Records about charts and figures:
=-=-=-=-=

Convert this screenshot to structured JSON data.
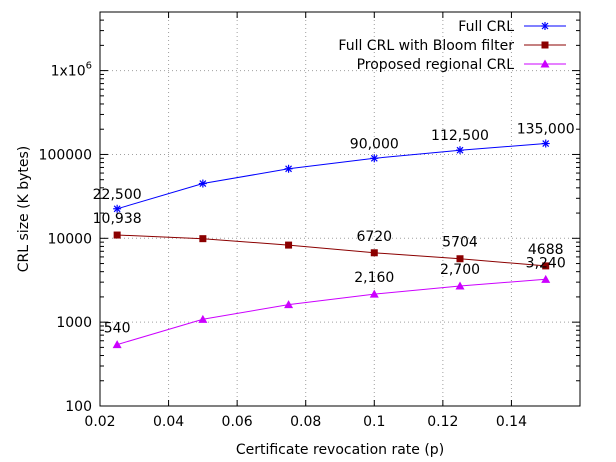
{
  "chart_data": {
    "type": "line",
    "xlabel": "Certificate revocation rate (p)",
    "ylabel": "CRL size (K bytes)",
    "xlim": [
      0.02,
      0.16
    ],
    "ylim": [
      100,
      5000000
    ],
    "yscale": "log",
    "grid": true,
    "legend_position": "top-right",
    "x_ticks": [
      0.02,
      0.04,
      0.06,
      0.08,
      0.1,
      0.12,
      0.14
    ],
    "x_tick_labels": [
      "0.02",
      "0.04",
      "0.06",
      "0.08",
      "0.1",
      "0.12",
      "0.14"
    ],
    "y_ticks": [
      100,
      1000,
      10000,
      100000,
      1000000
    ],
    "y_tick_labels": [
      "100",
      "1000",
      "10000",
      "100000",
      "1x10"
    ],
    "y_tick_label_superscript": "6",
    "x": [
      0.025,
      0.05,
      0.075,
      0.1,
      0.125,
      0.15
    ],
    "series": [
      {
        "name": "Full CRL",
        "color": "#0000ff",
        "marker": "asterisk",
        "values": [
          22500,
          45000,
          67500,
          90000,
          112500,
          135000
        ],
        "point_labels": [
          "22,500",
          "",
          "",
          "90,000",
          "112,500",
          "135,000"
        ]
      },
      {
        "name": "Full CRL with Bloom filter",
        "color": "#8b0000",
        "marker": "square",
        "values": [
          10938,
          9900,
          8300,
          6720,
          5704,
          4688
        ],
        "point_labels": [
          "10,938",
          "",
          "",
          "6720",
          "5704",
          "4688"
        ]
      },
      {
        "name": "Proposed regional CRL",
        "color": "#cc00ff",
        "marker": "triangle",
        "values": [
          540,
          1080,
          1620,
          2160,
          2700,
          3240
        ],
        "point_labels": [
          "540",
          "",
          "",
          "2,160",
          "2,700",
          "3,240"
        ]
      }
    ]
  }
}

=-=-=-=-=

**Task statement:**
Copy out all of the data word for word. Do not carry over any picture.

**Result of the task:**
Convert this screenshot to structured JSON data.
{
  "chart_data": {
    "type": "line",
    "xlabel": "Certificate revocation rate (p)",
    "ylabel": "CRL size (K bytes)",
    "xlim": [
      0.02,
      0.16
    ],
    "ylim": [
      100,
      5000000
    ],
    "yscale": "log",
    "grid": true,
    "legend_position": "top-right",
    "x_ticks": [
      0.02,
      0.04,
      0.06,
      0.08,
      0.1,
      0.12,
      0.14
    ],
    "x_tick_labels": [
      "0.02",
      "0.04",
      "0.06",
      "0.08",
      "0.1",
      "0.12",
      "0.14"
    ],
    "y_ticks": [
      100,
      1000,
      10000,
      100000,
      1000000
    ],
    "y_tick_labels": [
      "100",
      "1000",
      "10000",
      "100000",
      "1x10"
    ],
    "y_tick_label_superscript": "6",
    "x": [
      0.025,
      0.05,
      0.075,
      0.1,
      0.125,
      0.15
    ],
    "series": [
      {
        "name": "Full CRL",
        "color": "#0000ff",
        "marker": "asterisk",
        "values": [
          22500,
          45000,
          67500,
          90000,
          112500,
          135000
        ],
        "point_labels": [
          "22,500",
          "",
          "",
          "90,000",
          "112,500",
          "135,000"
        ]
      },
      {
        "name": "Full CRL with Bloom filter",
        "color": "#8b0000",
        "marker": "square",
        "values": [
          10938,
          9900,
          8300,
          6720,
          5704,
          4688
        ],
        "point_labels": [
          "10,938",
          "",
          "",
          "6720",
          "5704",
          "4688"
        ]
      },
      {
        "name": "Proposed regional CRL",
        "color": "#cc00ff",
        "marker": "triangle",
        "values": [
          540,
          1080,
          1620,
          2160,
          2700,
          3240
        ],
        "point_labels": [
          "540",
          "",
          "",
          "2,160",
          "2,700",
          "3,240"
        ]
      }
    ]
  }
}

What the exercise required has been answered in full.